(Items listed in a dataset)
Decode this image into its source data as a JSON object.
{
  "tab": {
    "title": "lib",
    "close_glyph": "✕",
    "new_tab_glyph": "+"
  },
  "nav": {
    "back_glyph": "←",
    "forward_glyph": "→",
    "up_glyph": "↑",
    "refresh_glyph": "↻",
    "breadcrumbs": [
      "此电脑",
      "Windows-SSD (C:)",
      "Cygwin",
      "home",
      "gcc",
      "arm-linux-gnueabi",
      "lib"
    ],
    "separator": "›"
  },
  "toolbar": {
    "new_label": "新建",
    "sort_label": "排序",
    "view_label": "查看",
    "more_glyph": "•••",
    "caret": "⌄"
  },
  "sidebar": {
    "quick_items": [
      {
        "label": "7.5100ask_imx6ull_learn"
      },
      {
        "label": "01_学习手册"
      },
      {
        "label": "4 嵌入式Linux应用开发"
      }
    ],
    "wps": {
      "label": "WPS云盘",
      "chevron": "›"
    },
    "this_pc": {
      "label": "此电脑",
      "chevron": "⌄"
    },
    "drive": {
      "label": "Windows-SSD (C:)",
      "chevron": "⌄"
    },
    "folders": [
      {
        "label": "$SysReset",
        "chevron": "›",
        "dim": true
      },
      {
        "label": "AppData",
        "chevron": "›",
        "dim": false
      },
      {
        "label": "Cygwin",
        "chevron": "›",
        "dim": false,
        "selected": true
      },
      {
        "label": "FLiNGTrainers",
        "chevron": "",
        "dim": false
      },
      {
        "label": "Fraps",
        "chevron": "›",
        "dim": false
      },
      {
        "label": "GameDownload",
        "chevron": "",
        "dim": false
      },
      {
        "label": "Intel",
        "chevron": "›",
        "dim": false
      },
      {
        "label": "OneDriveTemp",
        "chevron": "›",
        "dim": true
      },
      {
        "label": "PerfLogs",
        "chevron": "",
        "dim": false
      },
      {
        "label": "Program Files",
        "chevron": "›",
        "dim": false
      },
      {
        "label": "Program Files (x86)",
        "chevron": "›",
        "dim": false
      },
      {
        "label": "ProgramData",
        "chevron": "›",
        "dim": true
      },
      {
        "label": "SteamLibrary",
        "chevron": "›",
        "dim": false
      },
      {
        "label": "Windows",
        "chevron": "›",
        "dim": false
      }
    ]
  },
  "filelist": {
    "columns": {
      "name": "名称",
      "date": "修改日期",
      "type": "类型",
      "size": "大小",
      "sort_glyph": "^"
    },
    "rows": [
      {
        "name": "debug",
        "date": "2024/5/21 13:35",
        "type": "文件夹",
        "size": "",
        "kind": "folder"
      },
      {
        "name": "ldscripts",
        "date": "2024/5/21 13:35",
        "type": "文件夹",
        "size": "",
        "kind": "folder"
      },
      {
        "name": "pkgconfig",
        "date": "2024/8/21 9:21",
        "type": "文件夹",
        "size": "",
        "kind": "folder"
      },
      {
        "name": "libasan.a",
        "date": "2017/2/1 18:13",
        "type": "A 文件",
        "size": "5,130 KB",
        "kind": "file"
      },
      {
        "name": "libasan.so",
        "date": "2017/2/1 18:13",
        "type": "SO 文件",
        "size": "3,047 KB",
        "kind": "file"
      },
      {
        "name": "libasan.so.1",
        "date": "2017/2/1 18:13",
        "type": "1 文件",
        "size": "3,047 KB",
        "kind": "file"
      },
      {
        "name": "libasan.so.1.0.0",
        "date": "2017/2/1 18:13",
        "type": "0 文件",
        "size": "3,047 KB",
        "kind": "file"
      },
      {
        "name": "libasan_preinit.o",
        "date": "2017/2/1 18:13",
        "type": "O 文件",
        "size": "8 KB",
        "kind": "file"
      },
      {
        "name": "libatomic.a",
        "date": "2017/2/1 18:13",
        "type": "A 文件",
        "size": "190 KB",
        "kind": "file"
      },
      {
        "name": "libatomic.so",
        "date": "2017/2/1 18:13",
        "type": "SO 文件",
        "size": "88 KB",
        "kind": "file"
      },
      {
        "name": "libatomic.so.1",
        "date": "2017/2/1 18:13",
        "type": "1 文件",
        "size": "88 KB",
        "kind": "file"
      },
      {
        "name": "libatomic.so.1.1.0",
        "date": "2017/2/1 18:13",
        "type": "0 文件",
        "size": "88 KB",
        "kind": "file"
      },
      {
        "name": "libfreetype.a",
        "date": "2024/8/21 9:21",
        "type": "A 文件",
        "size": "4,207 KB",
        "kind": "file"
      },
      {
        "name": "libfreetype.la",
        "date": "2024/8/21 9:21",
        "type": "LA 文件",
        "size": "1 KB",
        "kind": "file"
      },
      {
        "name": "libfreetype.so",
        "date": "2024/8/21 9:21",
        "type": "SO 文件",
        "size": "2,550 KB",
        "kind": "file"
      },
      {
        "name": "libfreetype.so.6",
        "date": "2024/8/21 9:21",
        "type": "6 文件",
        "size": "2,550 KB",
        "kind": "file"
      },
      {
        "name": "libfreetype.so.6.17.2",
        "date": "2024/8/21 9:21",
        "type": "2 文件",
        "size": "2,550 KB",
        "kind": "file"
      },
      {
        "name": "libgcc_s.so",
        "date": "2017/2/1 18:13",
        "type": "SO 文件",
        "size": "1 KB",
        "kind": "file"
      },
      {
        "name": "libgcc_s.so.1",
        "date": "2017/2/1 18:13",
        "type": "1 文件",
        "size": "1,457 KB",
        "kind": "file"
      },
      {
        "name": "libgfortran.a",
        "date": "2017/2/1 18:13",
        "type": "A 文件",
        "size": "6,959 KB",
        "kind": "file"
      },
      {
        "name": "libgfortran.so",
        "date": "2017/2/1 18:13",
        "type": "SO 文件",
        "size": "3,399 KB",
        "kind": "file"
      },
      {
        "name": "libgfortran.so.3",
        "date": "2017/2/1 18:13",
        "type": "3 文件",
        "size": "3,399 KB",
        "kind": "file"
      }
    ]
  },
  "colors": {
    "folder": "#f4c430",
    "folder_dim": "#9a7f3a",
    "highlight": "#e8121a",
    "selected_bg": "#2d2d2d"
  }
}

* * *

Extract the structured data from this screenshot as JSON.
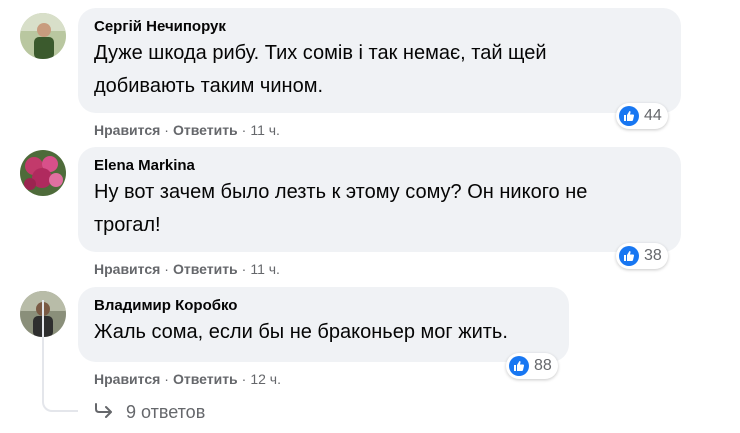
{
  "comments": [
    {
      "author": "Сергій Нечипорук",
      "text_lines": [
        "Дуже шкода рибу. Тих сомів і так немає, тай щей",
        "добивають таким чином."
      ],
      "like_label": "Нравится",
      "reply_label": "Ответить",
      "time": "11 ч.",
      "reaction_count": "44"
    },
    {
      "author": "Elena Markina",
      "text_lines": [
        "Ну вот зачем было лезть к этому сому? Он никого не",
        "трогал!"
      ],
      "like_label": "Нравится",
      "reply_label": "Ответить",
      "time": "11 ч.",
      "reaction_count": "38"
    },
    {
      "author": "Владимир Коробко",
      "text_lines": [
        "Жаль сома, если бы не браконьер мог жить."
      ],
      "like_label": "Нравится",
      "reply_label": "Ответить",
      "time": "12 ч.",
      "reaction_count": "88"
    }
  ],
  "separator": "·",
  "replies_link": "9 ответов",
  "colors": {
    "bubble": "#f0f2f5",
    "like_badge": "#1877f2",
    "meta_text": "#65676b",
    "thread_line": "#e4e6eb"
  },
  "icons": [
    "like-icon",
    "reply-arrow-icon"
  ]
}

INSTRUCTIONS TO FOLLOW: Read through the lines above and collect those that contain the string "libfreetype".

SOLUTION BELOW:
        "name": "libfreetype.a",
        "name": "libfreetype.la",
        "name": "libfreetype.so",
        "name": "libfreetype.so.6",
        "name": "libfreetype.so.6.17.2",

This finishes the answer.